■ **Goal**
Gather every line in the records below that contains the word "structure".

--- Start Dataset records ---

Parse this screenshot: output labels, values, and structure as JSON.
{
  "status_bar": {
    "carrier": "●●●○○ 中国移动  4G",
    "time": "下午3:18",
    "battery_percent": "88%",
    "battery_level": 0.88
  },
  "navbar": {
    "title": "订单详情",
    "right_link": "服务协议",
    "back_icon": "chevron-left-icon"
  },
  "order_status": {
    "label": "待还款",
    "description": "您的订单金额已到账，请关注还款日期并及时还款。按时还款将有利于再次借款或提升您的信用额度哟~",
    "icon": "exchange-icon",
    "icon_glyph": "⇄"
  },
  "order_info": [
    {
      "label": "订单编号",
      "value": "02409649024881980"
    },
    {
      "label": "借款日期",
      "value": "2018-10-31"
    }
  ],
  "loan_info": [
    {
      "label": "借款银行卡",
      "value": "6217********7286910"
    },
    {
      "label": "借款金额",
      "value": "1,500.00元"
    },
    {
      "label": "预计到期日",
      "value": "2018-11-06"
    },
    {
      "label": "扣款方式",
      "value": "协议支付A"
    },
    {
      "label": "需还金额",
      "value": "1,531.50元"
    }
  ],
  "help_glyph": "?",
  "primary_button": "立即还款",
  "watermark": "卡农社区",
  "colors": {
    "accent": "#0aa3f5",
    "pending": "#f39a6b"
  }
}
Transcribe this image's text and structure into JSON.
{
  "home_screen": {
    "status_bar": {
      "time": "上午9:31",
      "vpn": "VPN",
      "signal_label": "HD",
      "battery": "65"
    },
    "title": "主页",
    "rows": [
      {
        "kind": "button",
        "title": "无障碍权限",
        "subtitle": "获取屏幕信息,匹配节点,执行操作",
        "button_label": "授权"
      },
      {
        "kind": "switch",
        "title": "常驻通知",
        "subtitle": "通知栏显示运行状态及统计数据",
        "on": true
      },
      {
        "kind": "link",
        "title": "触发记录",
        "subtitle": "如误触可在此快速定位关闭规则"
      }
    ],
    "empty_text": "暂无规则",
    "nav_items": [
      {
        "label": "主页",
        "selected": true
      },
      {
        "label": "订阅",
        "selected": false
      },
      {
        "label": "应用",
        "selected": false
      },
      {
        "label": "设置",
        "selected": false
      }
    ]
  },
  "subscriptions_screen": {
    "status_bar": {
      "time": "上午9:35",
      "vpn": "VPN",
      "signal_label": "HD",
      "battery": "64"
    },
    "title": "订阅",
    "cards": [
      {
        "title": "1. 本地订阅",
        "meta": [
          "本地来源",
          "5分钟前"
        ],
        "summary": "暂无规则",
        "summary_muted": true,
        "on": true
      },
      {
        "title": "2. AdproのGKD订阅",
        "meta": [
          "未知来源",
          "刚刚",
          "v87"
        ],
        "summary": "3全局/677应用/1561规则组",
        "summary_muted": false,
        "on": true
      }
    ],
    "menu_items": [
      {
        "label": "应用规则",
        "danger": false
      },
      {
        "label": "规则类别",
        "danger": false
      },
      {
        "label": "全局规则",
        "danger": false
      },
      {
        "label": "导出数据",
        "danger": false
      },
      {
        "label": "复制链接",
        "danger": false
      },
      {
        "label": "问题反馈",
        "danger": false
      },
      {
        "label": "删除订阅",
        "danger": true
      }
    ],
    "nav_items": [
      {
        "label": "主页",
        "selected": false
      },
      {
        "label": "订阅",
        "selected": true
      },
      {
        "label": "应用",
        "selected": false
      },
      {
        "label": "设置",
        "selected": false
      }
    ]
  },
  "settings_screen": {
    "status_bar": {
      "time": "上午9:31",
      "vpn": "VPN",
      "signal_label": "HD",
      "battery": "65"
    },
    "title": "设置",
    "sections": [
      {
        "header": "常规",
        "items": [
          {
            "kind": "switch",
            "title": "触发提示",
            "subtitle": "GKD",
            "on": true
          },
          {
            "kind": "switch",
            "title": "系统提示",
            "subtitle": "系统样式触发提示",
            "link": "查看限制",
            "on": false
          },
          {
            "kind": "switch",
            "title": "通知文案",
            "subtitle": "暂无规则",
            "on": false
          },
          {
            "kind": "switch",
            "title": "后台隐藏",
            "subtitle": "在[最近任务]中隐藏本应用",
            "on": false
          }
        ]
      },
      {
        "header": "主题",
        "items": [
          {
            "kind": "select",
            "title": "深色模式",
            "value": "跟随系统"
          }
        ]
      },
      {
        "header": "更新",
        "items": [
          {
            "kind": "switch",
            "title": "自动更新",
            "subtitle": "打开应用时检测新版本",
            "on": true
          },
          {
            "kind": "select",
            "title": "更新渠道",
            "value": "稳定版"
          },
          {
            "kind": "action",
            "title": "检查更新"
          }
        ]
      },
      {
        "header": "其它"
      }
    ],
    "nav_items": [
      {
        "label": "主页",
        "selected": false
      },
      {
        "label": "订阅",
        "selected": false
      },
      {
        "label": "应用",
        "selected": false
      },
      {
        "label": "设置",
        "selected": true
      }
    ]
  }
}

--- End Dataset records ---

■ **Worked answer**
Parse this screenshot: output labels, values, and structure as JSON.
Transcribe this image's text and structure into JSON.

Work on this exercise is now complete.